**What is asked**:
Transcribe the whole listing without a single picture.

>> Start Items

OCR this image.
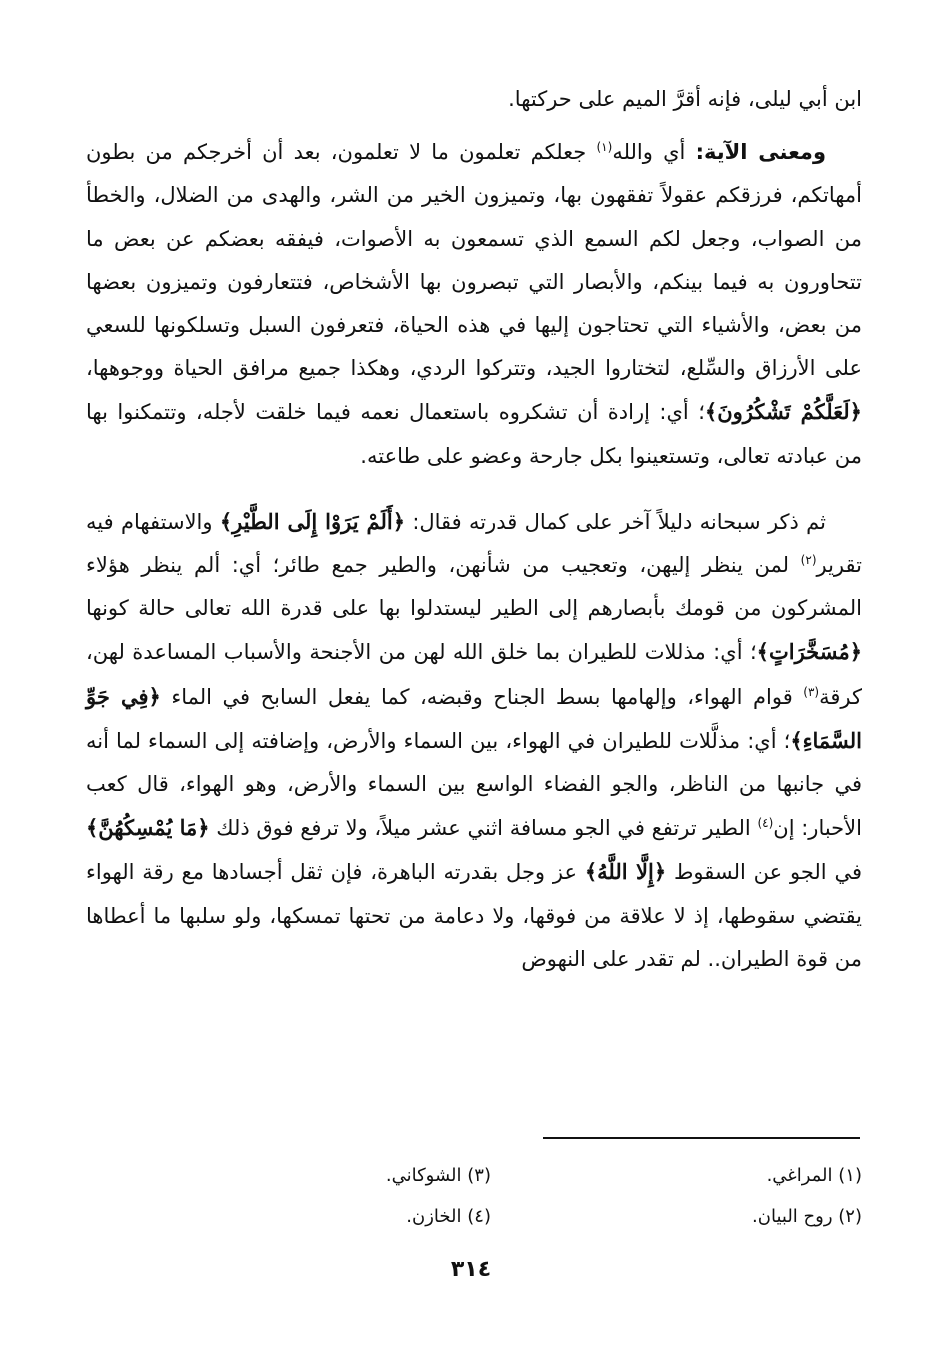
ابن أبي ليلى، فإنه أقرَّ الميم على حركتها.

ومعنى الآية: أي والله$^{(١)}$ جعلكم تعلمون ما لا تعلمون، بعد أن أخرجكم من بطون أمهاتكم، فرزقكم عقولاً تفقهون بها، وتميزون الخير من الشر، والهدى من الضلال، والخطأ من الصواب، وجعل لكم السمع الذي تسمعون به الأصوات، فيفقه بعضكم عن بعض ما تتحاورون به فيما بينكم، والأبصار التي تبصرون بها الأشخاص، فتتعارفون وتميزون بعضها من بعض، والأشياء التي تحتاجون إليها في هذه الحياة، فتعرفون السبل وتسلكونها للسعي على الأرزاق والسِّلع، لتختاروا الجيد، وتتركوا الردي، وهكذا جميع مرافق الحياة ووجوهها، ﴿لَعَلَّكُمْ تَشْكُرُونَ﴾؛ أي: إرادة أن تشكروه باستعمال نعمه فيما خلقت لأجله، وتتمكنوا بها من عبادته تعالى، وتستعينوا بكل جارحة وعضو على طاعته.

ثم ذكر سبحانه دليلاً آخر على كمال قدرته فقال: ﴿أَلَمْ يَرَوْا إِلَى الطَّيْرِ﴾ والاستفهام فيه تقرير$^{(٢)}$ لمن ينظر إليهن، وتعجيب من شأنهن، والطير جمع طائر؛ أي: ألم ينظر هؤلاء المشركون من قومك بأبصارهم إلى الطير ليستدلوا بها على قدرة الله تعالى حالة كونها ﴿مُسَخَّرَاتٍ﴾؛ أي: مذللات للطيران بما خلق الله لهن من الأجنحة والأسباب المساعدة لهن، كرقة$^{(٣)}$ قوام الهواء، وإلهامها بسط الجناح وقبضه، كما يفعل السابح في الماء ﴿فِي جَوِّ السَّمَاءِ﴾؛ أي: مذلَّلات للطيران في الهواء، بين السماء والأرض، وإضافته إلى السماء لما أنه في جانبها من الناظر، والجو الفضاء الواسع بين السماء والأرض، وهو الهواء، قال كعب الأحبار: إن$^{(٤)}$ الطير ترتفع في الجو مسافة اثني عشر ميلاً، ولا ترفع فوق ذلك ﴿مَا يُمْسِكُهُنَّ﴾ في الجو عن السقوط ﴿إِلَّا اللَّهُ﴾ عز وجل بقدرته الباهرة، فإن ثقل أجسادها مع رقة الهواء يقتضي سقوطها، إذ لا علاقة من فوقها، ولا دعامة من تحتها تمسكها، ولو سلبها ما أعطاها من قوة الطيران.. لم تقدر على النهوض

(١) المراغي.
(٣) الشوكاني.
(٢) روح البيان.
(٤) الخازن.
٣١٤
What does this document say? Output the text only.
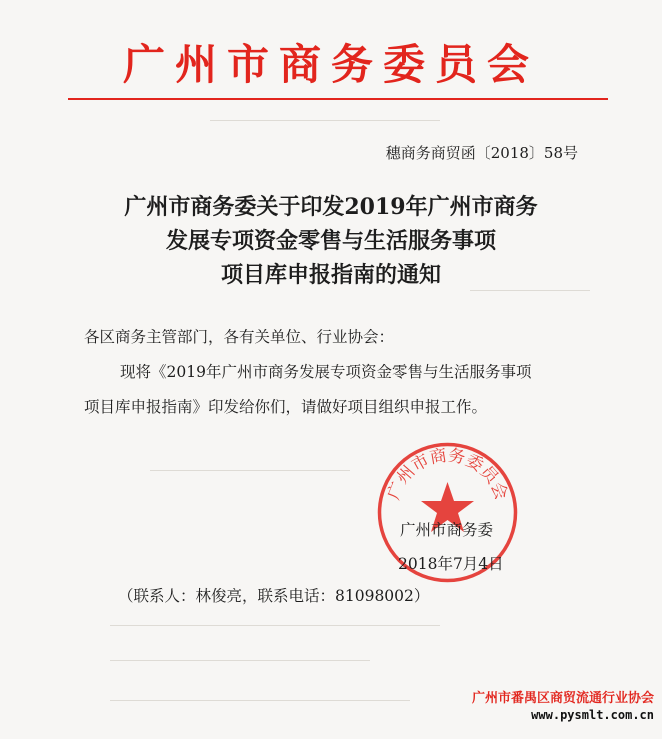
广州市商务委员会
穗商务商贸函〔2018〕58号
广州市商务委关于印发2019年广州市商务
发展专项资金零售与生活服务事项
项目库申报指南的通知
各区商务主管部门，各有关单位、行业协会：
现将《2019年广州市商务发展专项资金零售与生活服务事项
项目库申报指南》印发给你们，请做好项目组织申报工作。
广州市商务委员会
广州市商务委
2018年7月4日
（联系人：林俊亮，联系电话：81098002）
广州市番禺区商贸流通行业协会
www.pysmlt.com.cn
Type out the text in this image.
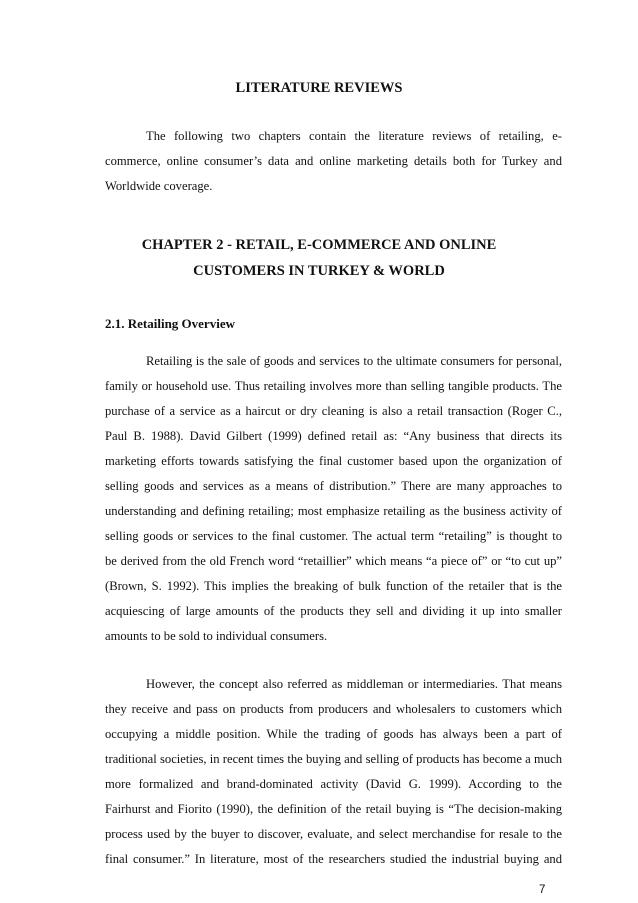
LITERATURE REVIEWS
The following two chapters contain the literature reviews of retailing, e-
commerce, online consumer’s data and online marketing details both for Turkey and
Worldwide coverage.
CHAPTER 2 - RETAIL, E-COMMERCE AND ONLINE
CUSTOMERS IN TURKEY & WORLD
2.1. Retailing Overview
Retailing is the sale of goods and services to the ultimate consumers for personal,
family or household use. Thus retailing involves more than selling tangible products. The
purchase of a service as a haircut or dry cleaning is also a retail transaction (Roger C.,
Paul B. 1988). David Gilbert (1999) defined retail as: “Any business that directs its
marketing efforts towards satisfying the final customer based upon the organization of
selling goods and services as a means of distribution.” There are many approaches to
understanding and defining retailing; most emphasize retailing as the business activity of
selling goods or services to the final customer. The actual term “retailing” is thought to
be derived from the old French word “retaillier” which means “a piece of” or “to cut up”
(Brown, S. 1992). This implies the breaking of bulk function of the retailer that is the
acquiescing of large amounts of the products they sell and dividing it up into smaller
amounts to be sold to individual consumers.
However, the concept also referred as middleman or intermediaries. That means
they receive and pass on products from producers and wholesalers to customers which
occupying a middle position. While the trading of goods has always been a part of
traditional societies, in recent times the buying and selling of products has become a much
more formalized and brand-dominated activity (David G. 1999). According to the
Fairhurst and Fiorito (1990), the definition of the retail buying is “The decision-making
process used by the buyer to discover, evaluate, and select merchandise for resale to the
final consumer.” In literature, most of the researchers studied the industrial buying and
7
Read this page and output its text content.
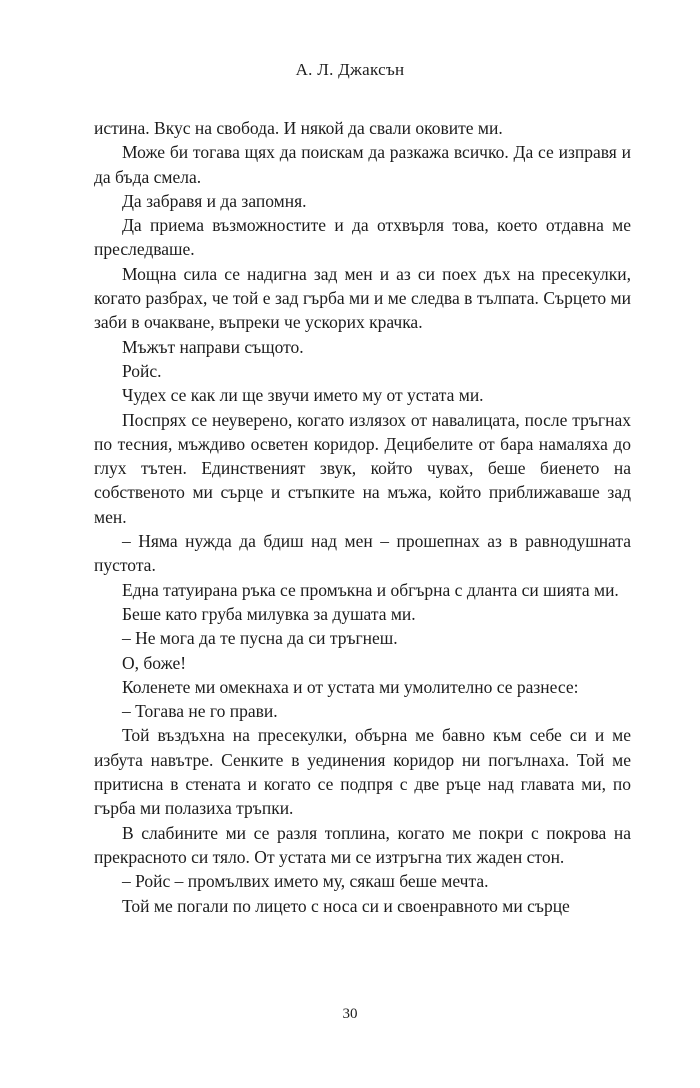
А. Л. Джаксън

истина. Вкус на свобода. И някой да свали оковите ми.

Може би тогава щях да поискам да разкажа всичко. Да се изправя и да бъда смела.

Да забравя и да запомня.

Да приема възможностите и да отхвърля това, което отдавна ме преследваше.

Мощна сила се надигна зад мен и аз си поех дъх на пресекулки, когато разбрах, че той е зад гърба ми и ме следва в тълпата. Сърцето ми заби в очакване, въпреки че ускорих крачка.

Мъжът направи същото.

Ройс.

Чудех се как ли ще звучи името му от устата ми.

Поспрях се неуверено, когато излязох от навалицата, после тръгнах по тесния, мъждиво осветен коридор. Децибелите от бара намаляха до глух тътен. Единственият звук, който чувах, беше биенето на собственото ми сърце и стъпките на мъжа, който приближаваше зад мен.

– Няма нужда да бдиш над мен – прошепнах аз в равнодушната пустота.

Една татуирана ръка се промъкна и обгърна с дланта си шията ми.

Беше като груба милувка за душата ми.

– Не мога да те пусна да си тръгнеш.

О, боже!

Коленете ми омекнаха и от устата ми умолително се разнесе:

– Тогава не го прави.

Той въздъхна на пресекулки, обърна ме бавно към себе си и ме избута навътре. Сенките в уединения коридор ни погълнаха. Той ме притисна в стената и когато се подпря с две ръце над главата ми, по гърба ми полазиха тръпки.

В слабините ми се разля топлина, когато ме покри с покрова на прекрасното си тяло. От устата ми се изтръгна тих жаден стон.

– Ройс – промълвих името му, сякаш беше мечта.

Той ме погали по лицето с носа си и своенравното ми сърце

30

>> End Items

**Response to the exercise**:
OCR this image.
ابن أبي ليلى، فإنه أقرَّ الميم على حركتها.

ومعنى الآية: أي والله$^{(١)}$ جعلكم تعلمون ما لا تعلمون، بعد أن أخرجكم من بطون أمهاتكم، فرزقكم عقولاً تفقهون بها، وتميزون الخير من الشر، والهدى من الضلال، والخطأ من الصواب، وجعل لكم السمع الذي تسمعون به الأصوات، فيفقه بعضكم عن بعض ما تتحاورون به فيما بينكم، والأبصار التي تبصرون بها الأشخاص، فتتعارفون وتميزون بعضها من بعض، والأشياء التي تحتاجون إليها في هذه الحياة، فتعرفون السبل وتسلكونها للسعي على الأرزاق والسِّلع، لتختاروا الجيد، وتتركوا الردي، وهكذا جميع مرافق الحياة ووجوهها، ﴿لَعَلَّكُمْ تَشْكُرُونَ﴾؛ أي: إرادة أن تشكروه باستعمال نعمه فيما خلقت لأجله، وتتمكنوا بها من عبادته تعالى، وتستعينوا بكل جارحة وعضو على طاعته.

ثم ذكر سبحانه دليلاً آخر على كمال قدرته فقال: ﴿أَلَمْ يَرَوْا إِلَى الطَّيْرِ﴾ والاستفهام فيه تقرير$^{(٢)}$ لمن ينظر إليهن، وتعجيب من شأنهن، والطير جمع طائر؛ أي: ألم ينظر هؤلاء المشركون من قومك بأبصارهم إلى الطير ليستدلوا بها على قدرة الله تعالى حالة كونها ﴿مُسَخَّرَاتٍ﴾؛ أي: مذللات للطيران بما خلق الله لهن من الأجنحة والأسباب المساعدة لهن، كرقة$^{(٣)}$ قوام الهواء، وإلهامها بسط الجناح وقبضه، كما يفعل السابح في الماء ﴿فِي جَوِّ السَّمَاءِ﴾؛ أي: مذلَّلات للطيران في الهواء، بين السماء والأرض، وإضافته إلى السماء لما أنه في جانبها من الناظر، والجو الفضاء الواسع بين السماء والأرض، وهو الهواء، قال كعب الأحبار: إن$^{(٤)}$ الطير ترتفع في الجو مسافة اثني عشر ميلاً، ولا ترفع فوق ذلك ﴿مَا يُمْسِكُهُنَّ﴾ في الجو عن السقوط ﴿إِلَّا اللَّهُ﴾ عز وجل بقدرته الباهرة، فإن ثقل أجسادها مع رقة الهواء يقتضي سقوطها، إذ لا علاقة من فوقها، ولا دعامة من تحتها تمسكها، ولو سلبها ما أعطاها من قوة الطيران.. لم تقدر على النهوض

(١) المراغي.
(٣) الشوكاني.
(٢) روح البيان.
(٤) الخازن.
٣١٤
What does this document say? Output the text only.
广州市商务委员会
穗商务商贸函〔2018〕58号
广州市商务委关于印发2019年广州市商务
发展专项资金零售与生活服务事项
项目库申报指南的通知
各区商务主管部门，各有关单位、行业协会：
现将《2019年广州市商务发展专项资金零售与生活服务事项
项目库申报指南》印发给你们，请做好项目组织申报工作。
广州市商务委员会
广州市商务委
2018年7月4日
（联系人：林俊亮，联系电话：81098002）
广州市番禺区商贸流通行业协会
www.pysmlt.com.cn
Type out the text in this image.
LITERATURE REVIEWS
The following two chapters contain the literature reviews of retailing, e-
commerce, online consumer’s data and online marketing details both for Turkey and
Worldwide coverage.
CHAPTER 2 - RETAIL, E-COMMERCE AND ONLINE
CUSTOMERS IN TURKEY & WORLD
2.1. Retailing Overview
Retailing is the sale of goods and services to the ultimate consumers for personal,
family or household use. Thus retailing involves more than selling tangible products. The
purchase of a service as a haircut or dry cleaning is also a retail transaction (Roger C.,
Paul B. 1988). David Gilbert (1999) defined retail as: “Any business that directs its
marketing efforts towards satisfying the final customer based upon the organization of
selling goods and services as a means of distribution.” There are many approaches to
understanding and defining retailing; most emphasize retailing as the business activity of
selling goods or services to the final customer. The actual term “retailing” is thought to
be derived from the old French word “retaillier” which means “a piece of” or “to cut up”
(Brown, S. 1992). This implies the breaking of bulk function of the retailer that is the
acquiescing of large amounts of the products they sell and dividing it up into smaller
amounts to be sold to individual consumers.
However, the concept also referred as middleman or intermediaries. That means
they receive and pass on products from producers and wholesalers to customers which
occupying a middle position. While the trading of goods has always been a part of
traditional societies, in recent times the buying and selling of products has become a much
more formalized and brand-dominated activity (David G. 1999). According to the
Fairhurst and Fiorito (1990), the definition of the retail buying is “The decision-making
process used by the buyer to discover, evaluate, and select merchandise for resale to the
final consumer.” In literature, most of the researchers studied the industrial buying and
7
Read this page and output its text content.
А. Л. Джаксън

истина. Вкус на свобода. И някой да свали оковите ми.

Може би тогава щях да поискам да разкажа всичко. Да се изправя и да бъда смела.

Да забравя и да запомня.

Да приема възможностите и да отхвърля това, което отдавна ме преследваше.

Мощна сила се надигна зад мен и аз си поех дъх на пресекулки, когато разбрах, че той е зад гърба ми и ме следва в тълпата. Сърцето ми заби в очакване, въпреки че ускорих крачка.

Мъжът направи същото.

Ройс.

Чудех се как ли ще звучи името му от устата ми.

Поспрях се неуверено, когато излязох от навалицата, после тръгнах по тесния, мъждиво осветен коридор. Децибелите от бара намаляха до глух тътен. Единственият звук, който чувах, беше биенето на собственото ми сърце и стъпките на мъжа, който приближаваше зад мен.

– Няма нужда да бдиш над мен – прошепнах аз в равнодушната пустота.

Една татуирана ръка се промъкна и обгърна с дланта си шията ми.

Беше като груба милувка за душата ми.

– Не мога да те пусна да си тръгнеш.

О, боже!

Коленете ми омекнаха и от устата ми умолително се разнесе:

– Тогава не го прави.

Той въздъхна на пресекулки, обърна ме бавно към себе си и ме избута навътре. Сенките в уединения коридор ни погълнаха. Той ме притисна в стената и когато се подпря с две ръце над главата ми, по гърба ми полазиха тръпки.

В слабините ми се разля топлина, когато ме покри с покрова на прекрасното си тяло. От устата ми се изтръгна тих жаден стон.

– Ройс – промълвих името му, сякаш беше мечта.

Той ме погали по лицето с носа си и своенравното ми сърце

30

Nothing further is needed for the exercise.